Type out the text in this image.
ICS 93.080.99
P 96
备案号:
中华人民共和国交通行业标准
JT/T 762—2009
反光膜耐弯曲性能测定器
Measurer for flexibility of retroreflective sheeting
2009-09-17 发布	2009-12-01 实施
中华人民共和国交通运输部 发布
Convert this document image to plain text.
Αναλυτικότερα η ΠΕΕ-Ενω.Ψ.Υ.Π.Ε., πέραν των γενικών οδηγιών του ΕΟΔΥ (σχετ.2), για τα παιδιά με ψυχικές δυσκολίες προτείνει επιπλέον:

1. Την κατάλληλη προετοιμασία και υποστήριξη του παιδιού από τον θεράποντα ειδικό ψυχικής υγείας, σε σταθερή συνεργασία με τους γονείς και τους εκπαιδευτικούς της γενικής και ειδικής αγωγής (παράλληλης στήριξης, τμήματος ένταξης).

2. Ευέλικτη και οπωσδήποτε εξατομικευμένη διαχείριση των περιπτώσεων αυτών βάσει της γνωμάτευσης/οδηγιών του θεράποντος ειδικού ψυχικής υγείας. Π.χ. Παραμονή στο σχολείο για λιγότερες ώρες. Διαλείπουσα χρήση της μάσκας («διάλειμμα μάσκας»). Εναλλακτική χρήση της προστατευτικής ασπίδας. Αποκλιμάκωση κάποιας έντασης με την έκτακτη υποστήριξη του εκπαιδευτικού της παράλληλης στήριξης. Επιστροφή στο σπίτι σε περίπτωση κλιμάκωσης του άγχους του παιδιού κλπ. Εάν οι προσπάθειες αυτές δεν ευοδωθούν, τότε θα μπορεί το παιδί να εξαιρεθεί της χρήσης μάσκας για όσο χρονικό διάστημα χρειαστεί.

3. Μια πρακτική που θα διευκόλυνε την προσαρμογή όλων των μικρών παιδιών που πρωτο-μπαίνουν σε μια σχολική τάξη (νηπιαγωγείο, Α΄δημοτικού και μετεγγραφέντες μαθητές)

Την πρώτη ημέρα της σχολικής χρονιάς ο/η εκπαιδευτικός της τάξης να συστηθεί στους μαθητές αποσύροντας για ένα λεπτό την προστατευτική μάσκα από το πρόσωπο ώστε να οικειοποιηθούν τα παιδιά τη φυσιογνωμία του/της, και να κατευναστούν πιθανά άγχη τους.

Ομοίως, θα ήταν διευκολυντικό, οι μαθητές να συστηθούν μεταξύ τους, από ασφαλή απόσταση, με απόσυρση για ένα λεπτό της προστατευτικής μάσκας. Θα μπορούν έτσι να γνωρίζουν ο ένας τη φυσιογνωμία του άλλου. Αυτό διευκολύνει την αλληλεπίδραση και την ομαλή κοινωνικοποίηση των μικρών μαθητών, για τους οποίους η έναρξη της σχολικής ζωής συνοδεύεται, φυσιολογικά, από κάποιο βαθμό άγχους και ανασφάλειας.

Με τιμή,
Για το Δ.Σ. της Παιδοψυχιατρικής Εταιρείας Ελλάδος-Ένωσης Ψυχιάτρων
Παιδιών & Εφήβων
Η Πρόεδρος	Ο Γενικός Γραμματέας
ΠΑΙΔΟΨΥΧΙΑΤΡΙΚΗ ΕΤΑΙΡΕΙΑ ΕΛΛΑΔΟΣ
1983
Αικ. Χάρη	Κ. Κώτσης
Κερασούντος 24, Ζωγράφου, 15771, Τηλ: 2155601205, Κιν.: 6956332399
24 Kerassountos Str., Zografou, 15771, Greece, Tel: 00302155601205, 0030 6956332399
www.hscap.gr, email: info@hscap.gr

__________________________________________________

The whole listing above needs to be written out again exactly.

Type out the text in this image.
ICS 93.080.99
P 96
备案号:
中华人民共和国交通行业标准
JT/T 762—2009
反光膜耐弯曲性能测定器
Measurer for flexibility of retroreflective sheeting
2009-09-17 发布	2009-12-01 实施
中华人民共和国交通运输部 发布
Convert this document image to plain text.
Αναλυτικότερα η ΠΕΕ-Ενω.Ψ.Υ.Π.Ε., πέραν των γενικών οδηγιών του ΕΟΔΥ (σχετ.2), για τα παιδιά με ψυχικές δυσκολίες προτείνει επιπλέον:

1. Την κατάλληλη προετοιμασία και υποστήριξη του παιδιού από τον θεράποντα ειδικό ψυχικής υγείας, σε σταθερή συνεργασία με τους γονείς και τους εκπαιδευτικούς της γενικής και ειδικής αγωγής (παράλληλης στήριξης, τμήματος ένταξης).

2. Ευέλικτη και οπωσδήποτε εξατομικευμένη διαχείριση των περιπτώσεων αυτών βάσει της γνωμάτευσης/οδηγιών του θεράποντος ειδικού ψυχικής υγείας. Π.χ. Παραμονή στο σχολείο για λιγότερες ώρες. Διαλείπουσα χρήση της μάσκας («διάλειμμα μάσκας»). Εναλλακτική χρήση της προστατευτικής ασπίδας. Αποκλιμάκωση κάποιας έντασης με την έκτακτη υποστήριξη του εκπαιδευτικού της παράλληλης στήριξης. Επιστροφή στο σπίτι σε περίπτωση κλιμάκωσης του άγχους του παιδιού κλπ. Εάν οι προσπάθειες αυτές δεν ευοδωθούν, τότε θα μπορεί το παιδί να εξαιρεθεί της χρήσης μάσκας για όσο χρονικό διάστημα χρειαστεί.

3. Μια πρακτική που θα διευκόλυνε την προσαρμογή όλων των μικρών παιδιών που πρωτο-μπαίνουν σε μια σχολική τάξη (νηπιαγωγείο, Α΄δημοτικού και μετεγγραφέντες μαθητές)

Την πρώτη ημέρα της σχολικής χρονιάς ο/η εκπαιδευτικός της τάξης να συστηθεί στους μαθητές αποσύροντας για ένα λεπτό την προστατευτική μάσκα από το πρόσωπο ώστε να οικειοποιηθούν τα παιδιά τη φυσιογνωμία του/της, και να κατευναστούν πιθανά άγχη τους.

Ομοίως, θα ήταν διευκολυντικό, οι μαθητές να συστηθούν μεταξύ τους, από ασφαλή απόσταση, με απόσυρση για ένα λεπτό της προστατευτικής μάσκας. Θα μπορούν έτσι να γνωρίζουν ο ένας τη φυσιογνωμία του άλλου. Αυτό διευκολύνει την αλληλεπίδραση και την ομαλή κοινωνικοποίηση των μικρών μαθητών, για τους οποίους η έναρξη της σχολικής ζωής συνοδεύεται, φυσιολογικά, από κάποιο βαθμό άγχους και ανασφάλειας.

Με τιμή,
Για το Δ.Σ. της Παιδοψυχιατρικής Εταιρείας Ελλάδος-Ένωσης Ψυχιάτρων
Παιδιών & Εφήβων
Η Πρόεδρος	Ο Γενικός Γραμματέας
ΠΑΙΔΟΨΥΧΙΑΤΡΙΚΗ ΕΤΑΙΡΕΙΑ ΕΛΛΑΔΟΣ
1983
Αικ. Χάρη	Κ. Κώτσης
Κερασούντος 24, Ζωγράφου, 15771, Τηλ: 2155601205, Κιν.: 6956332399
24 Kerassountos Str., Zografou, 15771, Greece, Tel: 00302155601205, 0030 6956332399
www.hscap.gr, email: info@hscap.gr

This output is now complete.